WHAT IS EXPECTED:
Transcribe all the records with complete accuracy.

INFORMATION PROVIDED:

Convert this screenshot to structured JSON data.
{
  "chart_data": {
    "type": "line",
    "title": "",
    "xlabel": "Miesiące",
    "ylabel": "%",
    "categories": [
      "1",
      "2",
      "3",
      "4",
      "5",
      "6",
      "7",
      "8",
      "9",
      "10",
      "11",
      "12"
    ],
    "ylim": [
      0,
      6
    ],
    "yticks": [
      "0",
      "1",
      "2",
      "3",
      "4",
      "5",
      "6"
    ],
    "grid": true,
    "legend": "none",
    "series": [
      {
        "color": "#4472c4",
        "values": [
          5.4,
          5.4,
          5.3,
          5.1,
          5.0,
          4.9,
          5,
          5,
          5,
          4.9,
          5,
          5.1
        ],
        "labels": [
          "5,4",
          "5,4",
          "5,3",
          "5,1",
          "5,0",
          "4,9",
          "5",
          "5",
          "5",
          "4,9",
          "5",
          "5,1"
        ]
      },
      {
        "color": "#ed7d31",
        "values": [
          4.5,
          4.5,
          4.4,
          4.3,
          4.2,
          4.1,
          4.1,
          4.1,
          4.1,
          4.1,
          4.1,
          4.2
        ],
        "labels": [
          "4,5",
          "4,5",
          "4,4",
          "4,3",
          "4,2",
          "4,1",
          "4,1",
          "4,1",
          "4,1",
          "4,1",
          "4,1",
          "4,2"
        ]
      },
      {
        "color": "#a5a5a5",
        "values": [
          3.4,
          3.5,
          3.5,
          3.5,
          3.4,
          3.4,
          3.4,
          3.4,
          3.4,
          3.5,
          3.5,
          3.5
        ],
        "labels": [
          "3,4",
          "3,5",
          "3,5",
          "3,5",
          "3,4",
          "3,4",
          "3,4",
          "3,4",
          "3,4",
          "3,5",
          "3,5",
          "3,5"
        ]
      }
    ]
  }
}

EXERCISE RESPONSE:
Convert this screenshot to structured JSON data.
{
  "chart_data": {
    "type": "line",
    "title": "",
    "xlabel": "Miesiące",
    "ylabel": "%",
    "categories": [
      "1",
      "2",
      "3",
      "4",
      "5",
      "6",
      "7",
      "8",
      "9",
      "10",
      "11",
      "12"
    ],
    "ylim": [
      0,
      6
    ],
    "yticks": [
      "0",
      "1",
      "2",
      "3",
      "4",
      "5",
      "6"
    ],
    "grid": true,
    "legend": "none",
    "series": [
      {
        "color": "#4472c4",
        "values": [
          5.4,
          5.4,
          5.3,
          5.1,
          5.0,
          4.9,
          5,
          5,
          5,
          4.9,
          5,
          5.1
        ],
        "labels": [
          "5,4",
          "5,4",
          "5,3",
          "5,1",
          "5,0",
          "4,9",
          "5",
          "5",
          "5",
          "4,9",
          "5",
          "5,1"
        ]
      },
      {
        "color": "#ed7d31",
        "values": [
          4.5,
          4.5,
          4.4,
          4.3,
          4.2,
          4.1,
          4.1,
          4.1,
          4.1,
          4.1,
          4.1,
          4.2
        ],
        "labels": [
          "4,5",
          "4,5",
          "4,4",
          "4,3",
          "4,2",
          "4,1",
          "4,1",
          "4,1",
          "4,1",
          "4,1",
          "4,1",
          "4,2"
        ]
      },
      {
        "color": "#a5a5a5",
        "values": [
          3.4,
          3.5,
          3.5,
          3.5,
          3.4,
          3.4,
          3.4,
          3.4,
          3.4,
          3.5,
          3.5,
          3.5
        ],
        "labels": [
          "3,4",
          "3,5",
          "3,5",
          "3,5",
          "3,4",
          "3,4",
          "3,4",
          "3,4",
          "3,4",
          "3,5",
          "3,5",
          "3,5"
        ]
      }
    ]
  }
}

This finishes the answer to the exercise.